**Brief**
Every line in the listing is to be echoed verbatim.

Data entries
++++++++++

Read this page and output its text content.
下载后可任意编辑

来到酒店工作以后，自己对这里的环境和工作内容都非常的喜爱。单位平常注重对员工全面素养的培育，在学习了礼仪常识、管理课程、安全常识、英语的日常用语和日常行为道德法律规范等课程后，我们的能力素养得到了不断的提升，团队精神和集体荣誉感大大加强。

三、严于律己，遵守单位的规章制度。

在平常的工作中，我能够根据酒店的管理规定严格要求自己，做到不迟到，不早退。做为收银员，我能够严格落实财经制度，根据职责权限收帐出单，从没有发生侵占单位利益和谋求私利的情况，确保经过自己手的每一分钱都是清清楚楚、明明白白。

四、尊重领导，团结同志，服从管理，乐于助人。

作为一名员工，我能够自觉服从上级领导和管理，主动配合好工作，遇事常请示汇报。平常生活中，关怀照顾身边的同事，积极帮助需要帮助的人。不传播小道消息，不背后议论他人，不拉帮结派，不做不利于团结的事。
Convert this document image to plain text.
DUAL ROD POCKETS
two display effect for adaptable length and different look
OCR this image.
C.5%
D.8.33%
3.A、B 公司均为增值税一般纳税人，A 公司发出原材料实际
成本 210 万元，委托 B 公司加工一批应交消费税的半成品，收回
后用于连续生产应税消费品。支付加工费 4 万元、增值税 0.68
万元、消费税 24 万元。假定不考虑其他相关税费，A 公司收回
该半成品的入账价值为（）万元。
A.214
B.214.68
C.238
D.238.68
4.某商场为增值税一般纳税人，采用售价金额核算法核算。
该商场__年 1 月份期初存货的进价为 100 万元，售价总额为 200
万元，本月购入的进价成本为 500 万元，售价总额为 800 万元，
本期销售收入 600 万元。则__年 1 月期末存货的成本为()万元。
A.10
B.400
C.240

++++++++++

**Exercise output**
Read this page and output its text content.
下载后可任意编辑

来到酒店工作以后，自己对这里的环境和工作内容都非常的喜爱。单位平常注重对员工全面素养的培育，在学习了礼仪常识、管理课程、安全常识、英语的日常用语和日常行为道德法律规范等课程后，我们的能力素养得到了不断的提升，团队精神和集体荣誉感大大加强。

三、严于律己，遵守单位的规章制度。

在平常的工作中，我能够根据酒店的管理规定严格要求自己，做到不迟到，不早退。做为收银员，我能够严格落实财经制度，根据职责权限收帐出单，从没有发生侵占单位利益和谋求私利的情况，确保经过自己手的每一分钱都是清清楚楚、明明白白。

四、尊重领导，团结同志，服从管理，乐于助人。

作为一名员工，我能够自觉服从上级领导和管理，主动配合好工作，遇事常请示汇报。平常生活中，关怀照顾身边的同事，积极帮助需要帮助的人。不传播小道消息，不背后议论他人，不拉帮结派，不做不利于团结的事。
Convert this document image to plain text.
DUAL ROD POCKETS
two display effect for adaptable length and different look
OCR this image.
C.5%
D.8.33%
3.A、B 公司均为增值税一般纳税人，A 公司发出原材料实际
成本 210 万元，委托 B 公司加工一批应交消费税的半成品，收回
后用于连续生产应税消费品。支付加工费 4 万元、增值税 0.68
万元、消费税 24 万元。假定不考虑其他相关税费，A 公司收回
该半成品的入账价值为（）万元。
A.214
B.214.68
C.238
D.238.68
4.某商场为增值税一般纳税人，采用售价金额核算法核算。
该商场__年 1 月份期初存货的进价为 100 万元，售价总额为 200
万元，本月购入的进价成本为 500 万元，售价总额为 800 万元，
本期销售收入 600 万元。则__年 1 月期末存货的成本为()万元。
A.10
B.400
C.240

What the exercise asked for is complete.